◆ **Given task**
Reproduce each line from the records that holds "системы".

Data entries:
◇ ◇ ◇ ◇

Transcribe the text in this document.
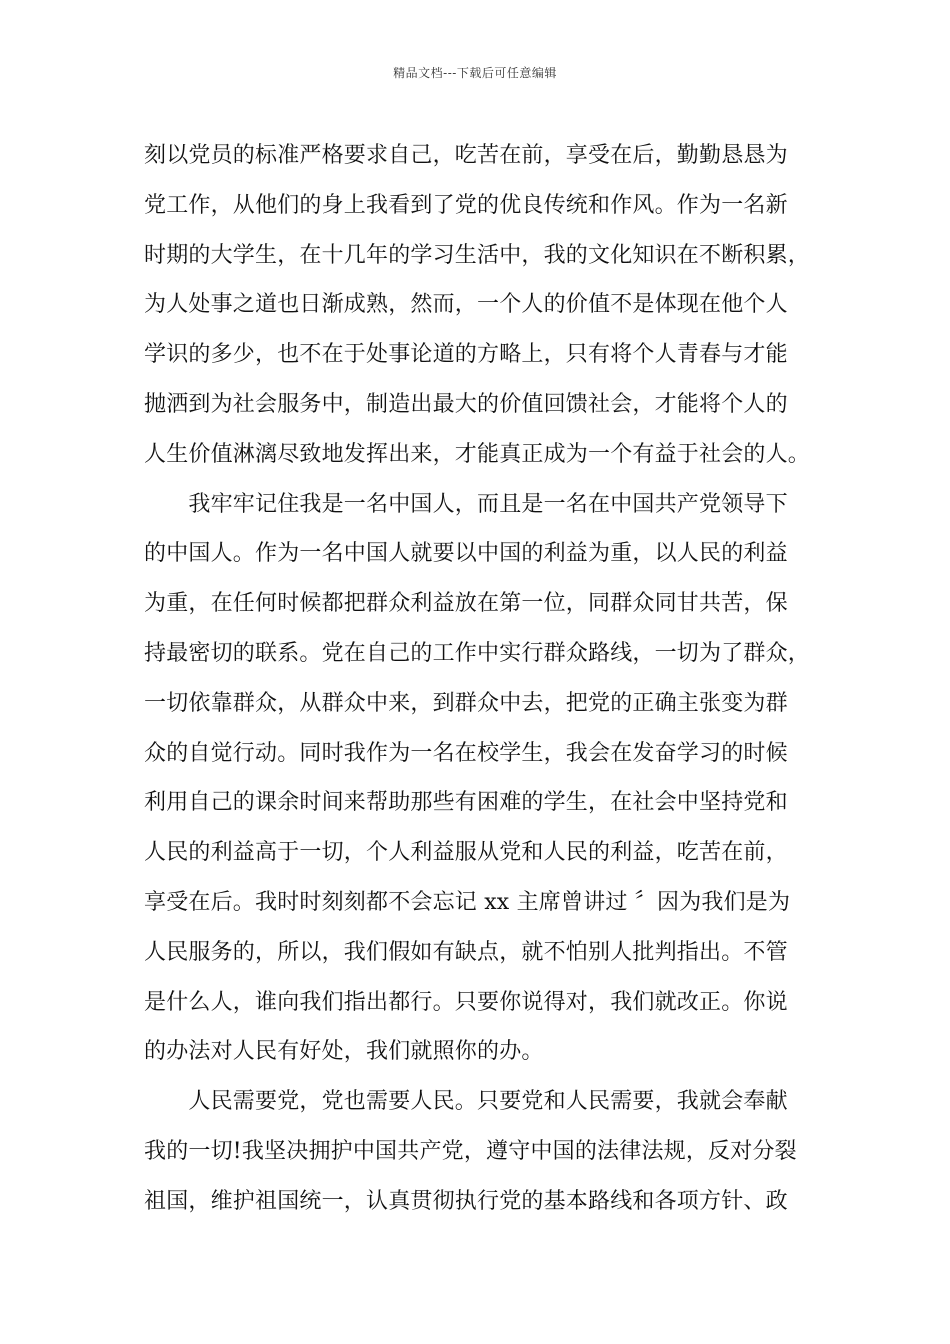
精品文档---下载后可任意编辑
刻以党员的标准严格要求自己，吃苦在前，享受在后，勤勤恳恳为
党工作，从他们的身上我看到了党的优良传统和作风。作为一名新
时期的大学生，在十几年的学习生活中，我的文化知识在不断积累，
为人处事之道也日渐成熟，然而，一个人的价值不是体现在他个人
学识的多少，也不在于处事论道的方略上，只有将个人青春与才能
抛洒到为社会服务中，制造出最大的价值回馈社会，才能将个人的
人生价值淋漓尽致地发挥出来，才能真正成为一个有益于社会的人。
　　我牢牢记住我是一名中国人，而且是一名在中国共产党领导下
的中国人。作为一名中国人就要以中国的利益为重，以人民的利益
为重，在任何时候都把群众利益放在第一位，同群众同甘共苦，保
持最密切的联系。党在自己的工作中实行群众路线，一切为了群众，
一切依靠群众，从群众中来，到群众中去，把党的正确主张变为群
众的自觉行动。同时我作为一名在校学生，我会在发奋学习的时候
利用自己的课余时间来帮助那些有困难的学生，在社会中坚持党和
人民的利益高于一切，个人利益服从党和人民的利益，吃苦在前，
享受在后。我时时刻刻都不会忘记 xx 主席曾讲过 〞因为我们是为
人民服务的，所以，我们假如有缺点，就不怕别人批判指出。不管
是什么人，谁向我们指出都行。只要你说得对，我们就改正。你说
的办法对人民有好处，我们就照你的办。
　　人民需要党，党也需要人民。只要党和人民需要，我就会奉献
我的一切!我坚决拥护中国共产党，遵守中国的法律法规，反对分裂
祖国，维护祖国统一，认真贯彻执行党的基本路线和各项方针、政
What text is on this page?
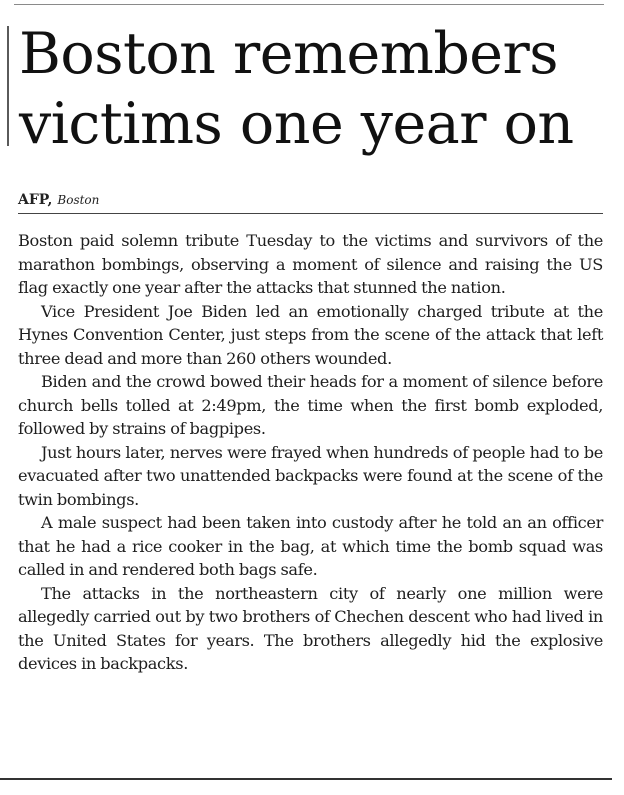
Boston remembers victims one year on
AFP, Boston

Boston paid solemn tribute Tuesday to the victims and survivors of the marathon bombings, observing a moment of silence and raising the US flag exactly one year after the attacks that stunned the nation.

Vice President Joe Biden led an emotionally charged tribute at the Hynes Convention Center, just steps from the scene of the attack that left three dead and more than 260 others wounded.

Biden and the crowd bowed their heads for a moment of silence before church bells tolled at 2:49pm, the time when the first bomb exploded, followed by strains of bagpipes.

Just hours later, nerves were frayed when hundreds of people had to be evacuated after two unattended backpacks were found at the scene of the twin bombings.

A male suspect had been taken into custody after he told an an officer that he had a rice cooker in the bag, at which time the bomb squad was called in and rendered both bags safe.

The attacks in the northeastern city of nearly one million were allegedly carried out by two brothers of Chechen descent who had lived in the United States for years. The brothers allegedly hid the explosive devices in backpacks.
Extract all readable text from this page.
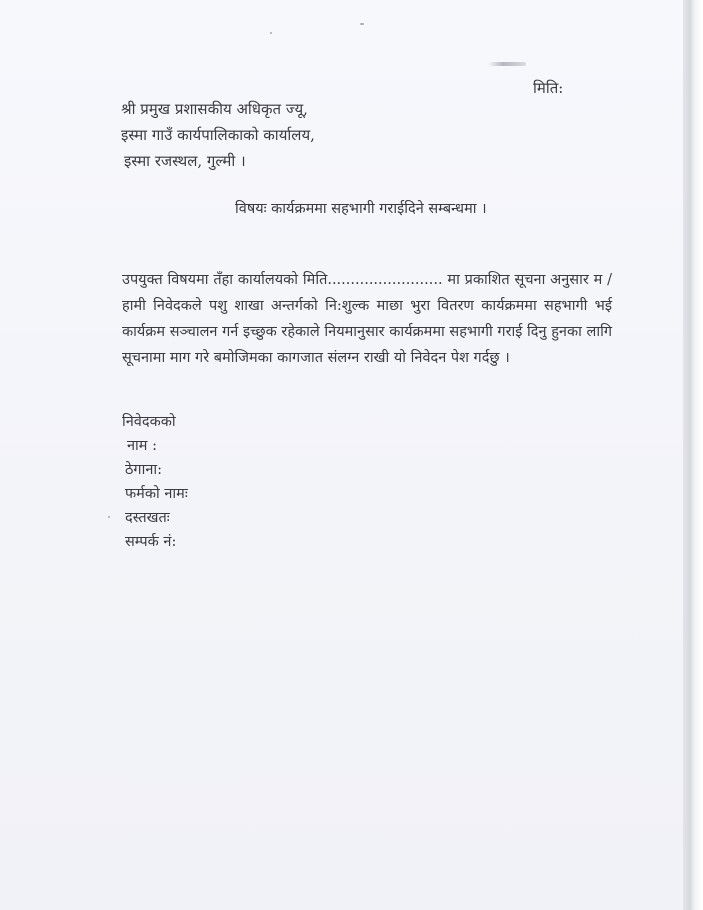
मिति:
श्री प्रमुख प्रशासकीय अधिकृत ज्यू,
इस्मा गाउँ कार्यपालिकाको कार्यालय,
इस्मा रजस्थल, गुल्मी ।
विषयः कार्यक्रममा सहभागी गराईदिने सम्बन्धमा ।
उपयुक्त विषयमा तँहा कार्यालयको मिति......................... मा प्रकाशित सूचना अनुसार म /हामी निवेदकले पशु शाखा अन्तर्गको नि:शुल्क माछा भुरा वितरण कार्यक्रममा सहभागी भई कार्यक्रम सञ्चालन गर्न इच्छुक रहेकाले नियमानुसार कार्यक्रममा सहभागी गराई दिनु हुनका लागि सूचनामा माग गरे बमोजिमका कागजात संलग्न राखी यो निवेदन पेश गर्दछु ।
निवेदकको
नाम :
ठेगाना:
फर्मको नामः
दस्तखतः
सम्पर्क नं:
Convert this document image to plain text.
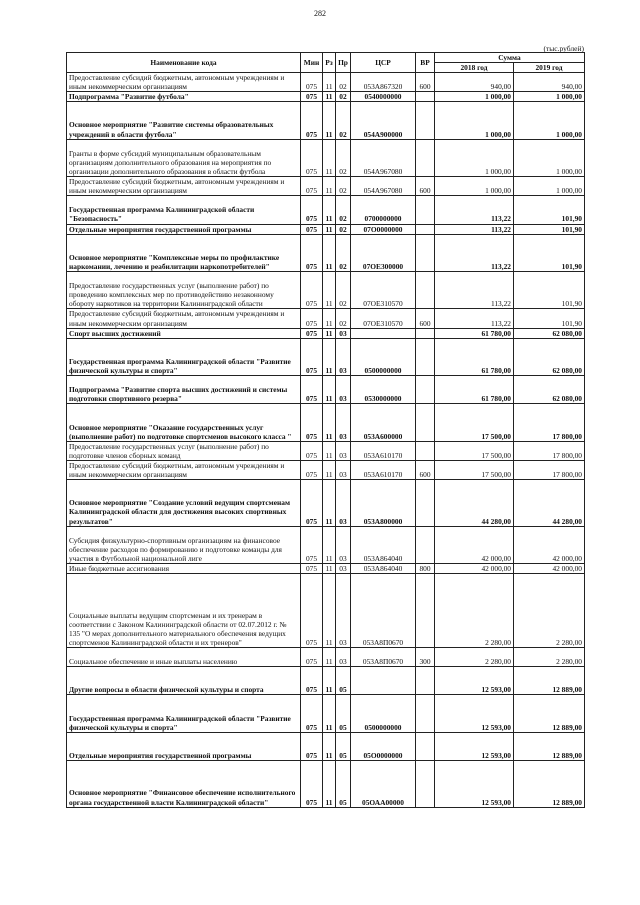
282
(тыс.рублей)
Наименование кода	Мин	Рз	Пр	ЦСР	ВР	Сумма	
						2018 год	2019 год
Предоставление субсидий бюджетным, автономным учреждениям и иным некоммерческим организациям	075	11	02	053А867320	600	940,00	940,00
Подпрограмма "Развитие футбола"	075	11	02	0540000000		1 000,00	1 000,00
Основное мероприятие "Развитие системы образовательных учреждений в области футбола"	075	11	02	054А900000		1 000,00	1 000,00
Гранты в форме субсидий муниципальным образовательным организациям дополнительного образования на мероприятия по организации дополнительного образования в области футбола	075	11	02	054А967080		1 000,00	1 000,00
Предоставление субсидий бюджетным, автономным учреждениям и иным некоммерческим организациям	075	11	02	054А967080	600	1 000,00	1 000,00
Государственная программа Калининградской области "Безопасность"	075	11	02	0700000000		113,22	101,90
Отдельные мероприятия государственной программы	075	11	02	07О0000000		113,22	101,90
Основное мероприятие "Комплексные меры по профилактике наркомании, лечению и реабилитации наркопотребителей"	075	11	02	07ОЕ300000		113,22	101,90
Предоставление государственных услуг (выполнение работ) по проведению комплексных мер по противодействию незаконному обороту наркотиков на территории Калининградской области	075	11	02	07ОЕ310570		113,22	101,90
Предоставление субсидий бюджетным, автономным учреждениям и иным некоммерческим организациям	075	11	02	07ОЕ310570	600	113,22	101,90
Спорт высших достижений	075	11	03			61 780,00	62 080,00
Государственная программа Калининградской области "Развитие физической культуры и спорта"	075	11	03	0500000000		61 780,00	62 080,00
Подпрограмма "Развитие спорта высших достижений и системы подготовки спортивного резерва"	075	11	03	0530000000		61 780,00	62 080,00
Основное мероприятие "Оказание государственных услуг (выполнение работ) по подготовке спортсменов высокого класса "	075	11	03	053А600000		17 500,00	17 800,00
Предоставление государственных услуг (выполнение работ) по подготовке членов сборных команд	075	11	03	053А610170		17 500,00	17 800,00
Предоставление субсидий бюджетным, автономным учреждениям и иным некоммерческим организациям	075	11	03	053А610170	600	17 500,00	17 800,00
Основное мероприятие "Создание условий ведущим спортсменам Калининградской области для достижения высоких спортивных результатов"	075	11	03	053А800000		44 280,00	44 280,00
Субсидия физкультурно-спортивным организациям на финансовое обеспечение расходов по формированию и подготовке команды для участия в Футбольной национальной лиге	075	11	03	053А864040		42 000,00	42 000,00
Иные бюджетные ассигнования	075	11	03	053А864040	800	42 000,00	42 000,00
Социальные выплаты ведущим спортсменам и их тренерам в соответствии с Законом Калининградской области от 02.07.2012 г. № 135 "О мерах дополнительного материального обеспечения ведущих спортсменов Калининградской области и их тренеров"	075	11	03	053А8П0670		2 280,00	2 280,00
Социальное обеспечение и иные выплаты населению	075	11	03	053А8П0670	300	2 280,00	2 280,00
Другие вопросы в области физической культуры и спорта	075	11	05			12 593,00	12 889,00
Государственная программа Калининградской области "Развитие физической культуры и спорта"	075	11	05	0500000000		12 593,00	12 889,00
Отдельные мероприятия государственной программы	075	11	05	05О0000000		12 593,00	12 889,00
Основное мероприятие "Финансовое обеспечение исполнительного органа государственной власти Калининградской области"	075	11	05	05ОАА00000		12 593,00	12 889,00
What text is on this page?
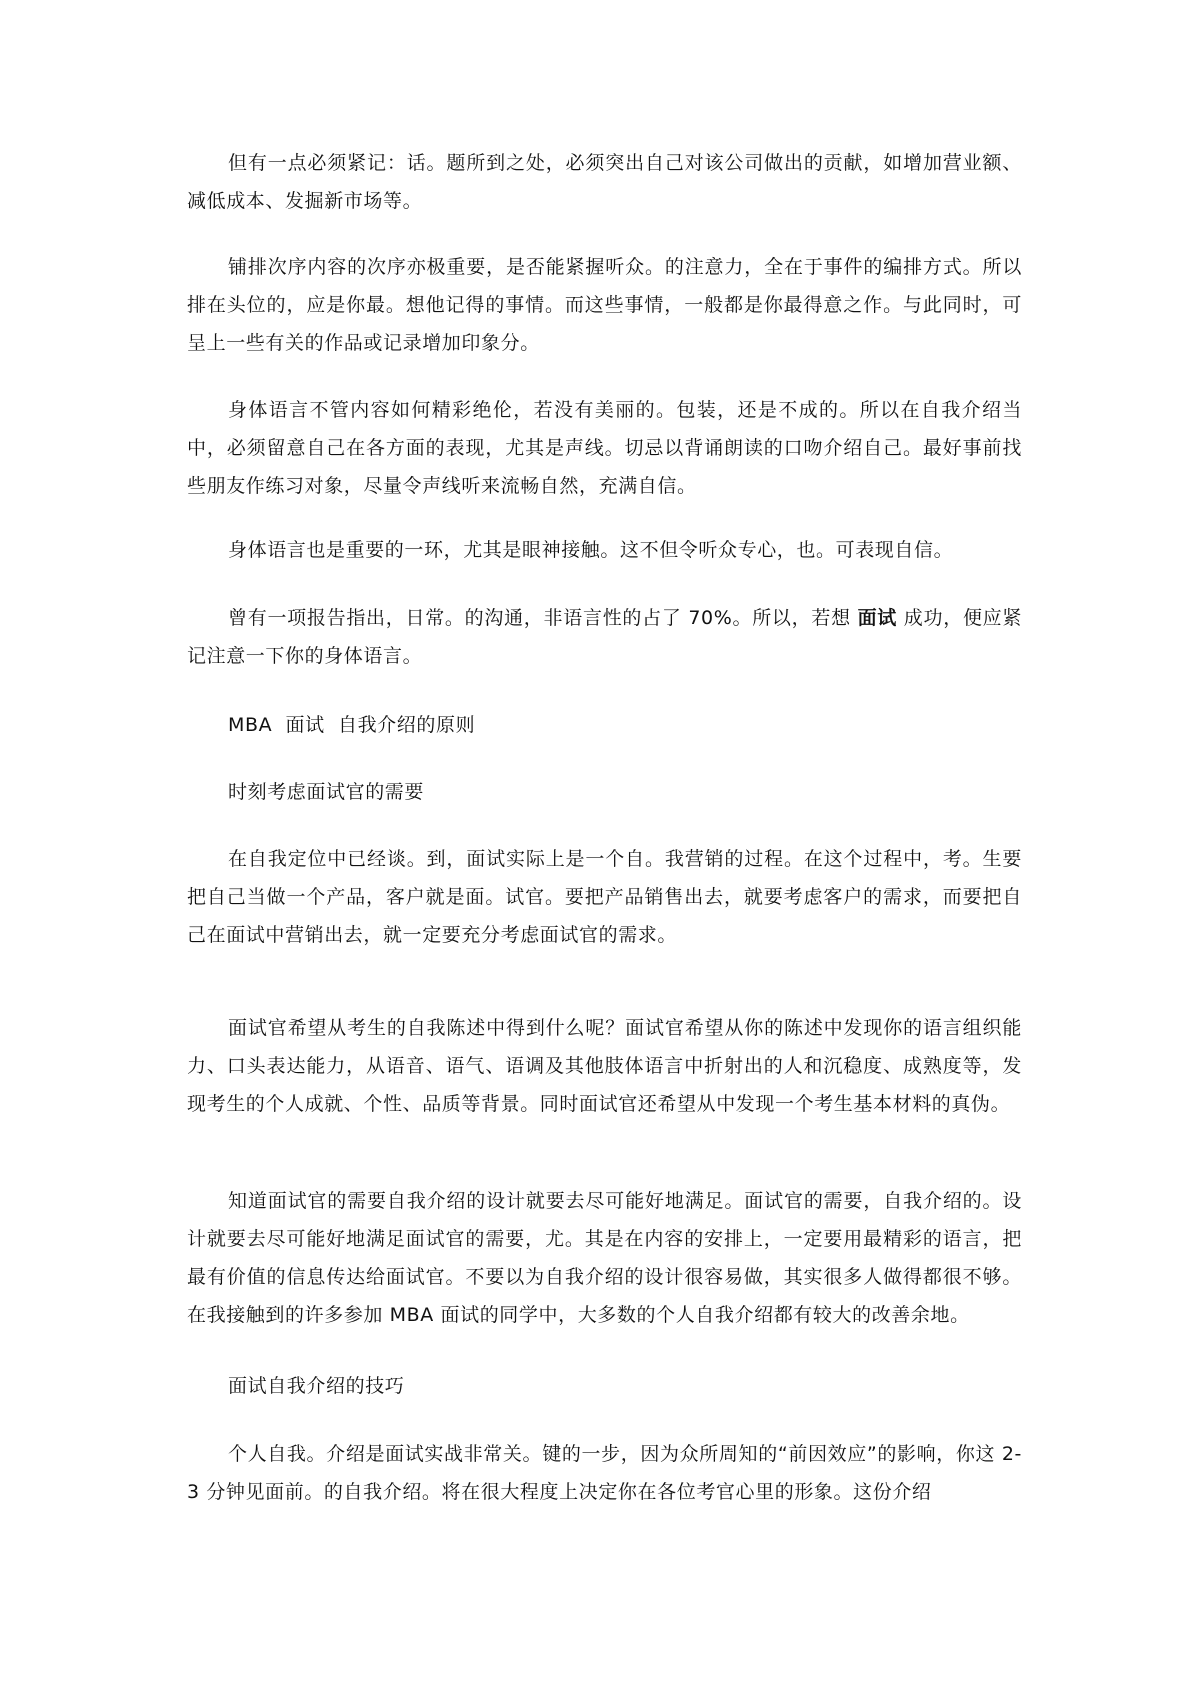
但有一点必须紧记：话。题所到之处，必须突出自己对该公司做出的贡献，如增加营业额、减低成本、发掘新市场等。

铺排次序内容的次序亦极重要，是否能紧握听众。的注意力，全在于事件的编排方式。所以排在头位的，应是你最。想他记得的事情。而这些事情，一般都是你最得意之作。与此同时，可呈上一些有关的作品或记录增加印象分。

身体语言不管内容如何精彩绝伦，若没有美丽的。包装，还是不成的。所以在自我介绍当中，必须留意自己在各方面的表现，尤其是声线。切忌以背诵朗读的口吻介绍自己。最好事前找些朋友作练习对象，尽量令声线听来流畅自然，充满自信。

身体语言也是重要的一环，尤其是眼神接触。这不但令听众专心，也。可表现自信。

曾有一项报告指出，日常。的沟通，非语言性的占了 70%。所以，若想 面试 成功，便应紧记注意一下你的身体语言。

MBA  面试  自我介绍的原则

时刻考虑面试官的需要

在自我定位中已经谈。到，面试实际上是一个自。我营销的过程。在这个过程中，考。生要把自己当做一个产品，客户就是面。试官。要把产品销售出去，就要考虑客户的需求，而要把自己在面试中营销出去，就一定要充分考虑面试官的需求。

面试官希望从考生的自我陈述中得到什么呢？面试官希望从你的陈述中发现你的语言组织能力、口头表达能力，从语音、语气、语调及其他肢体语言中折射出的人和沉稳度、成熟度等，发现考生的个人成就、个性、品质等背景。同时面试官还希望从中发现一个考生基本材料的真伪。

知道面试官的需要自我介绍的设计就要去尽可能好地满足。面试官的需要，自我介绍的。设计就要去尽可能好地满足面试官的需要，尤。其是在内容的安排上，一定要用最精彩的语言，把最有价值的信息传达给面试官。不要以为自我介绍的设计很容易做，其实很多人做得都很不够。在我接触到的许多参加 MBA 面试的同学中，大多数的个人自我介绍都有较大的改善余地。

面试自我介绍的技巧

个人自我。介绍是面试实战非常关。键的一步，因为众所周知的“前因效应”的影响，你这 2-3 分钟见面前。的自我介绍。将在很大程度上决定你在各位考官心里的形象。这份介绍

◇ ◇ ◇ ◇

◆ **Expected answer**
Основное мероприятие "Развитие системы образовательных учреждений в области футбола"	075	11	02	054А900000		1 000,00	1 000,00
Подпрограмма "Развитие спорта высших достижений и системы подготовки спортивного резерва"	075	11	03	0530000000		61 780,00	62 080,00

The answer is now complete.